◆ Data:

◆ ◆ ◆ ◆ ◆

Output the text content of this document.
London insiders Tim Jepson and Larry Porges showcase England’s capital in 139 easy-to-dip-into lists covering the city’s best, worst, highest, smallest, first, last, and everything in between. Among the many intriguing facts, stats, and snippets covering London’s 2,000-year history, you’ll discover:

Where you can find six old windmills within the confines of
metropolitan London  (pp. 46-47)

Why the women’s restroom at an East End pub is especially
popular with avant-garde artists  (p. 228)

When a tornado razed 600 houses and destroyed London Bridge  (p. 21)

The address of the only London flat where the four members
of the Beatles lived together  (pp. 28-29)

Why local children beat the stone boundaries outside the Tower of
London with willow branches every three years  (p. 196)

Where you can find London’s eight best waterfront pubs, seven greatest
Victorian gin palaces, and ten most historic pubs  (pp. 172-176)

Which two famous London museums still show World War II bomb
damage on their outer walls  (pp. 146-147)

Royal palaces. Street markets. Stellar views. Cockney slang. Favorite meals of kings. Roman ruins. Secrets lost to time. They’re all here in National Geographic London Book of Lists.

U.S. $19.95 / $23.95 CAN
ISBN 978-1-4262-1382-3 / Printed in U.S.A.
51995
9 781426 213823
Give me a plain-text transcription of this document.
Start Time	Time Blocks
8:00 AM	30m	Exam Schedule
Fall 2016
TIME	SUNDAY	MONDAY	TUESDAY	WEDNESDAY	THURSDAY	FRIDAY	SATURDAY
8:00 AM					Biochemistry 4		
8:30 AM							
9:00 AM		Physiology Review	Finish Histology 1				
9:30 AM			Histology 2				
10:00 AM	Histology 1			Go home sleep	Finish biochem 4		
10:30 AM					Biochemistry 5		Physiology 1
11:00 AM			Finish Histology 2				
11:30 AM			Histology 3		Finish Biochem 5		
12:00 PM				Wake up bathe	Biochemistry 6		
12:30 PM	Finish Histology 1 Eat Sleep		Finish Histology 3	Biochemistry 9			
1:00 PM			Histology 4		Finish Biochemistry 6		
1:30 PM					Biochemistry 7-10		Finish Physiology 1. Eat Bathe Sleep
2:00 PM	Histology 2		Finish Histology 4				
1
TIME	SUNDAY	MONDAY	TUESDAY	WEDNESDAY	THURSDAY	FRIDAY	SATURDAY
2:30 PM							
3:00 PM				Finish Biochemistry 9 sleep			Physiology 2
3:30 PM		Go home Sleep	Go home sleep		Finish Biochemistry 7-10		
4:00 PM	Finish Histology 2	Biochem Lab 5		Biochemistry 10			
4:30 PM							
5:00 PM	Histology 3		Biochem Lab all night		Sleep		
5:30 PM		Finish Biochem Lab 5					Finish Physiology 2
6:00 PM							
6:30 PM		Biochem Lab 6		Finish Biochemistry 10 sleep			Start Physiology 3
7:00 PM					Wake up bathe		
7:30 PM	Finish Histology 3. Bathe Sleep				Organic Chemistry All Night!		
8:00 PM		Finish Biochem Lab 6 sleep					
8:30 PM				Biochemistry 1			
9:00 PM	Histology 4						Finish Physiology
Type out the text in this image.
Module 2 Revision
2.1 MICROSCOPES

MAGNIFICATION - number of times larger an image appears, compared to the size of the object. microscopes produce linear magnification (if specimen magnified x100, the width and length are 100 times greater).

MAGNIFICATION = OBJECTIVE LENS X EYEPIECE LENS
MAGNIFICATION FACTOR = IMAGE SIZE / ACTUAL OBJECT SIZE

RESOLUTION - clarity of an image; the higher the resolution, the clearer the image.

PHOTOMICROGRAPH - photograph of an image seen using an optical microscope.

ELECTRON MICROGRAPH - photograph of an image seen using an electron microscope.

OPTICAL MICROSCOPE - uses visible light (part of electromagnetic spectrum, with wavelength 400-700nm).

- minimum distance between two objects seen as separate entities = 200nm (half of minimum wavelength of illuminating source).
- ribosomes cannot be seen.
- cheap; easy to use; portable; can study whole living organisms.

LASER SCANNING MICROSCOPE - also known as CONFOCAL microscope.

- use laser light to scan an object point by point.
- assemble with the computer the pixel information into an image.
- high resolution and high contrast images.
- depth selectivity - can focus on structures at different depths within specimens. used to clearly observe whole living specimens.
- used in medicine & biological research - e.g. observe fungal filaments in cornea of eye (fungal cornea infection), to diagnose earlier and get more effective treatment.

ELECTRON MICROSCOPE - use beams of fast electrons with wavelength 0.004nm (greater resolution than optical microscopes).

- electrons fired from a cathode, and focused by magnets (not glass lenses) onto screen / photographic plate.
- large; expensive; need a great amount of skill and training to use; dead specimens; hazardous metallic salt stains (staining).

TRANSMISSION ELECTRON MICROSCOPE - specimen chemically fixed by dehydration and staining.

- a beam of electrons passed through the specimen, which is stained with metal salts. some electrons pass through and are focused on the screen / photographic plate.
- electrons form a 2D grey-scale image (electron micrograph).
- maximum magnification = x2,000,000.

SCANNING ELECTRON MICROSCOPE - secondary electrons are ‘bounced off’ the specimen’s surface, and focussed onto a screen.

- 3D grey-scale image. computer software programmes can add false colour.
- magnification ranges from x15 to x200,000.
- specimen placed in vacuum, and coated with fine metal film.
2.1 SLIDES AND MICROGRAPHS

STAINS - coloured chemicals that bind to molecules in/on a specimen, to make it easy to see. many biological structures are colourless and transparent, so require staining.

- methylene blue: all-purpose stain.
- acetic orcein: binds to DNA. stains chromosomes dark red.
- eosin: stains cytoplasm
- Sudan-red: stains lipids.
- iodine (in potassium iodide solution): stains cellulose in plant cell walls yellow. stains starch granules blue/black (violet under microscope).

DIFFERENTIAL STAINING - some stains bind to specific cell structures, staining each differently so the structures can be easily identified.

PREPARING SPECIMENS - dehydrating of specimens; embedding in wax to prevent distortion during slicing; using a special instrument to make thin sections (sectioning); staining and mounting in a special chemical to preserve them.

◆ ◆ ◆ ◆ ◆

Scan the data above and copy every line with "within" in it.

◆ Task output:
Where you can find six old windmills within the confines of
- depth selectivity - can focus on structures at different depths within specimens. used to clearly observe whole living specimens.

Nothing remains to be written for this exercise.